Copy each line below in which the string "však" occurs.

> [DATASET]
========================================================================

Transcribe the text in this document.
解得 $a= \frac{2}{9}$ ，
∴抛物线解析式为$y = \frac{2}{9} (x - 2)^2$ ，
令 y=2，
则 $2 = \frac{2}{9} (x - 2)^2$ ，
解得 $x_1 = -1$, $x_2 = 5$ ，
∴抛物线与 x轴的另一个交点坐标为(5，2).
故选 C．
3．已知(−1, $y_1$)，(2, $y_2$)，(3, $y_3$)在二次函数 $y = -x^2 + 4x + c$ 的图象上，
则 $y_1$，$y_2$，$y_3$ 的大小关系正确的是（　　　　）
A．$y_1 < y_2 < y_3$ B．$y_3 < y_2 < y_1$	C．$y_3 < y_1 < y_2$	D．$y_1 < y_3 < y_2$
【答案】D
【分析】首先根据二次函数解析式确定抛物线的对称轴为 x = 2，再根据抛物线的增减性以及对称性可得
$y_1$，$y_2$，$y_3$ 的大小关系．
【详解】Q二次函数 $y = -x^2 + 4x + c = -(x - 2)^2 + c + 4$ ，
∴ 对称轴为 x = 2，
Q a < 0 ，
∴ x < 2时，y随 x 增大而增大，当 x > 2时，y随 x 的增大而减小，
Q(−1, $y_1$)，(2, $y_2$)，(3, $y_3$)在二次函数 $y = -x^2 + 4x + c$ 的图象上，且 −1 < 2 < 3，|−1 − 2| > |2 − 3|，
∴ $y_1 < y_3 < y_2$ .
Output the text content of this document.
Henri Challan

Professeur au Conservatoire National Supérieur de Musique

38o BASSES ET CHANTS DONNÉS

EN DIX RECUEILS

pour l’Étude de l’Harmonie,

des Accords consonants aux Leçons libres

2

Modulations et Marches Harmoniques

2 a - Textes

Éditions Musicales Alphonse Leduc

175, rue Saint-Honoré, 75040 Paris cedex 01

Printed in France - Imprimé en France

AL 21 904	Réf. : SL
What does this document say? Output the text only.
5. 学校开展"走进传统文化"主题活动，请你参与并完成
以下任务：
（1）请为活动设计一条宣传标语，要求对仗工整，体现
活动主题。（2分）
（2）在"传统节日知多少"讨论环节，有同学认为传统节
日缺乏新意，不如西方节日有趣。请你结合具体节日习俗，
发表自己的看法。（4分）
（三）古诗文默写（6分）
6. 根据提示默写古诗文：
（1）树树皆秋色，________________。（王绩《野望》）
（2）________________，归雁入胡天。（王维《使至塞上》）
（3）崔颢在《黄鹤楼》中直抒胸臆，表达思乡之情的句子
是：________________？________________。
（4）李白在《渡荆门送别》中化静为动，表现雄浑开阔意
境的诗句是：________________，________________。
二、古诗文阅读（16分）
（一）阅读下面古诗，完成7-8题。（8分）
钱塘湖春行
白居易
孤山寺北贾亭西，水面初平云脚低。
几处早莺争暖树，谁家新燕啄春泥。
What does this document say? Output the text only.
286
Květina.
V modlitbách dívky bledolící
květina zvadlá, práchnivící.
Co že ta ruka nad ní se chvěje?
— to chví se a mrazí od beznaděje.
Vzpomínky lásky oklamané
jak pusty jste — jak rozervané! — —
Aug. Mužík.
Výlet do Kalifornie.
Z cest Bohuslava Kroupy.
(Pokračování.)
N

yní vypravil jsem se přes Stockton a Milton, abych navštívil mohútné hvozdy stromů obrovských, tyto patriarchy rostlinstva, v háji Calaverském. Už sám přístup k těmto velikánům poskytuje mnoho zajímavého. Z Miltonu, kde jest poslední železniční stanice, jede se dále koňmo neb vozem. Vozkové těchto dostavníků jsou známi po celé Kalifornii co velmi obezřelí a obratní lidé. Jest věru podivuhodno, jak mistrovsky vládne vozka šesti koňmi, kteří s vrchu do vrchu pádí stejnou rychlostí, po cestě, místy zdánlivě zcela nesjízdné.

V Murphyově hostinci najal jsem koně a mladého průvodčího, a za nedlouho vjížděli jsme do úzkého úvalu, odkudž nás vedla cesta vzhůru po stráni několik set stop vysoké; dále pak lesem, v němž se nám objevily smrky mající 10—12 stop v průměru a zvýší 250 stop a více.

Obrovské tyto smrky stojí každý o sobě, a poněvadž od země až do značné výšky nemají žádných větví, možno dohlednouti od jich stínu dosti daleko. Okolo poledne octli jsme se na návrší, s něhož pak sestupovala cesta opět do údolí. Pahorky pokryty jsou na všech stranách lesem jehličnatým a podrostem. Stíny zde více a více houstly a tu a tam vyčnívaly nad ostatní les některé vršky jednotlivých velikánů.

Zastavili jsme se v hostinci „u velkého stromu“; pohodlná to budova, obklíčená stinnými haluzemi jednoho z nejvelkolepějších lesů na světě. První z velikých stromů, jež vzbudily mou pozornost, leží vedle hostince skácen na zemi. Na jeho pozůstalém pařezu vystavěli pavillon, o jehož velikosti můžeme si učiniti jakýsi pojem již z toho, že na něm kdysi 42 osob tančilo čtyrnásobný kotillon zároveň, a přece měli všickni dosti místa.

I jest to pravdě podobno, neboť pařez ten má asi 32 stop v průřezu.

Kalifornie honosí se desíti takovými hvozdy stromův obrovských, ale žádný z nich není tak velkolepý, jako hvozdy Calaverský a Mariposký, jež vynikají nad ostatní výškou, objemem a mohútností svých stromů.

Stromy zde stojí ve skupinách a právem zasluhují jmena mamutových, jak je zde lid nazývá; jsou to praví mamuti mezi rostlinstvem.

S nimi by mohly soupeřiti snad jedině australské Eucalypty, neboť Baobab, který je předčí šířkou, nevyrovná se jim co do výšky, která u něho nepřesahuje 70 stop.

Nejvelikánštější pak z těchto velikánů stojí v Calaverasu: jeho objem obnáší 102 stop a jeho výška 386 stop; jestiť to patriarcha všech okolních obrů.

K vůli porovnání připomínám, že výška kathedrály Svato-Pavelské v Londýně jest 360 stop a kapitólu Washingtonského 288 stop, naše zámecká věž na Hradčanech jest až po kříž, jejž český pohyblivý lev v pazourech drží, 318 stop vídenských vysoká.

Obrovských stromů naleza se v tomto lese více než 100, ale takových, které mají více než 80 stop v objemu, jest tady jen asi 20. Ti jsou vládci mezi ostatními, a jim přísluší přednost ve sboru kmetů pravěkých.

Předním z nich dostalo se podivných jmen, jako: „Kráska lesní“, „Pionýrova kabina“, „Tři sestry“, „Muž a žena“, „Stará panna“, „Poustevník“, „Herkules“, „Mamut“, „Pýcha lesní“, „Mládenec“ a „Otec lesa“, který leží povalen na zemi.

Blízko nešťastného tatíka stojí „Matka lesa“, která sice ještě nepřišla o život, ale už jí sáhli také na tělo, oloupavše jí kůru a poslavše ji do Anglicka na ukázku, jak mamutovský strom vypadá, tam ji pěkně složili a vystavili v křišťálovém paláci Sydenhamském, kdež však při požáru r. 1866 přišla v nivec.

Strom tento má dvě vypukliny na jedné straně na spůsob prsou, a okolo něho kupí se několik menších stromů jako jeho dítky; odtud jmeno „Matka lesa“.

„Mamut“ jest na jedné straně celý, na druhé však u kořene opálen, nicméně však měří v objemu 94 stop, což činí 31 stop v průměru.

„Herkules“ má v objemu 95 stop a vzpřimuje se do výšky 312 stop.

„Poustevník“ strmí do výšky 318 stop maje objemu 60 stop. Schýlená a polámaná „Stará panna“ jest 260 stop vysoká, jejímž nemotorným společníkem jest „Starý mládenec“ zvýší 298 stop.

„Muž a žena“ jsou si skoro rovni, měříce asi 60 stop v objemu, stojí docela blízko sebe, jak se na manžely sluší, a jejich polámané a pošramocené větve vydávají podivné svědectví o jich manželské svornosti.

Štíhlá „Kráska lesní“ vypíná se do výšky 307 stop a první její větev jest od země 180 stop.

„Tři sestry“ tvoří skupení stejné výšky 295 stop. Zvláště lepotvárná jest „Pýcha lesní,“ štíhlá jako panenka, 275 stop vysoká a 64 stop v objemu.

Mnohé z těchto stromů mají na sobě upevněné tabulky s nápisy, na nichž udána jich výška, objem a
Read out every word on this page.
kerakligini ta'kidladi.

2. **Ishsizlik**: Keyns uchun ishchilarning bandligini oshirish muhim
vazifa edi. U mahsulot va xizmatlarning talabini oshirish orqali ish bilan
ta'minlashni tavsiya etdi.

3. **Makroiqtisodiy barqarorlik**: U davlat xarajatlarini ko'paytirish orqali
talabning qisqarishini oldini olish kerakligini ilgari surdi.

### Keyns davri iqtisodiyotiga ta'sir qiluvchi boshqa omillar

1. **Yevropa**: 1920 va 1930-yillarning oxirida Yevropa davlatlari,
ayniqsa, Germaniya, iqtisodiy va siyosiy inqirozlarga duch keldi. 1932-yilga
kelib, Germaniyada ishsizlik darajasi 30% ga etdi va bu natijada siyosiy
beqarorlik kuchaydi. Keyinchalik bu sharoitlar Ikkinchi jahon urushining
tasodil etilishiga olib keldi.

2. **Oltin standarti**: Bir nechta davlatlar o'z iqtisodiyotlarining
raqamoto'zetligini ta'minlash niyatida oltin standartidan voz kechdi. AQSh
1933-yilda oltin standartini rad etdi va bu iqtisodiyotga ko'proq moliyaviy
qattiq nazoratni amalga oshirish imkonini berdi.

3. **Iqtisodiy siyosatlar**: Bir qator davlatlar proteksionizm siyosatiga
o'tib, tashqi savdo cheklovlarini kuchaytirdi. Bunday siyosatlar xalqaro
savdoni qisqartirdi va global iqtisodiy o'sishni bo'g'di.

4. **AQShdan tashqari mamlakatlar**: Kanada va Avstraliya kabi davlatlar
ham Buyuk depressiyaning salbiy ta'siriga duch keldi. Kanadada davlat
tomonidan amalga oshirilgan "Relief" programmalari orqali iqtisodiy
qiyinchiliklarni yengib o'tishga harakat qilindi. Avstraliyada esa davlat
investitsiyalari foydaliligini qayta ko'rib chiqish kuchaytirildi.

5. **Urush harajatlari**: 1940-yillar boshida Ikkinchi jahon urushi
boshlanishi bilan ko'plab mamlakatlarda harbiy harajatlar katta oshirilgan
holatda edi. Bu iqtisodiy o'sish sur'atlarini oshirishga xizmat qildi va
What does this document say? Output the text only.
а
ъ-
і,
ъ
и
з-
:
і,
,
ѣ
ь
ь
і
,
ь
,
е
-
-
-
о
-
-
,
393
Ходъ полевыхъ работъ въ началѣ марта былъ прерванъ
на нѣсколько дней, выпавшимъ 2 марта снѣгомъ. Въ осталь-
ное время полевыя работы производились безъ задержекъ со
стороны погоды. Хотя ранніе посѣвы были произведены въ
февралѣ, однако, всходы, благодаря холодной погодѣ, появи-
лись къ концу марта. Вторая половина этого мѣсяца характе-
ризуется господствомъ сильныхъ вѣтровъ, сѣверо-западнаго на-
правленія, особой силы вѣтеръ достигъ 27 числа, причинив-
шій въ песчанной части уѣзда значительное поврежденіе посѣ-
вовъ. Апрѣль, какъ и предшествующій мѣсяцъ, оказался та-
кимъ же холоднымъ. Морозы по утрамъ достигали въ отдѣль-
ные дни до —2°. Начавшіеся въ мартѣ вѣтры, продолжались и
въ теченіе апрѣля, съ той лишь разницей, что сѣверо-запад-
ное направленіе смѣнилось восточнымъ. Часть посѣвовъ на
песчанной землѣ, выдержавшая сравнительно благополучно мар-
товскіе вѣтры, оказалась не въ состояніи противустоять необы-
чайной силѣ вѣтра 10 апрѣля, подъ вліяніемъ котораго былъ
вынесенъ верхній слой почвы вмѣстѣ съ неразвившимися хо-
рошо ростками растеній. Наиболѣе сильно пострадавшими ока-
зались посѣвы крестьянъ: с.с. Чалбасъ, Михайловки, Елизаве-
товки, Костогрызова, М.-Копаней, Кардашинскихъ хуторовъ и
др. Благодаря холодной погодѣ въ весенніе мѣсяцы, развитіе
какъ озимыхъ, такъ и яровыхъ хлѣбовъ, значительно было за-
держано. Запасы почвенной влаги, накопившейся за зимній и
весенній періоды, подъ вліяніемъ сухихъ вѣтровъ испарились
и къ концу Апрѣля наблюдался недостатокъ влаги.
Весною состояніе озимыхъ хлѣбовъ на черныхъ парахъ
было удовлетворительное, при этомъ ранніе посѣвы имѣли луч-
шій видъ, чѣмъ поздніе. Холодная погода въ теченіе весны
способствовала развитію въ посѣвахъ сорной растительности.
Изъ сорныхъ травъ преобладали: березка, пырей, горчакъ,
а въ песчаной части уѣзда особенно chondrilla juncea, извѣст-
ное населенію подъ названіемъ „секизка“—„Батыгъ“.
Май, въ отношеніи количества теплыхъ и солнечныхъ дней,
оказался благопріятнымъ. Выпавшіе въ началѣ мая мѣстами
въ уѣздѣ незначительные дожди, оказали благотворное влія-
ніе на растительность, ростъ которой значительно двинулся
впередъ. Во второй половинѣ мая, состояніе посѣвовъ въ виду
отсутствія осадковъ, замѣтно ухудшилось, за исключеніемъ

========================================================================

> [TASK RESULT]
Blízko nešťastného tatíka stojí „Matka lesa“, která sice ještě nepřišla o život, ale už jí sáhli také na tělo, oloupavše jí kůru a poslavše ji do Anglicka na ukázku, jak mamutovský strom vypadá, tam ji pěkně složili a vystavili v křišťálovém paláci Sydenhamském, kdež však při požáru r. 1866 přišla v nivec.
„Mamut“ jest na jedné straně celý, na druhé však u kořene opálen, nicméně však měří v objemu 94 stop, což činí 31 stop v průměru.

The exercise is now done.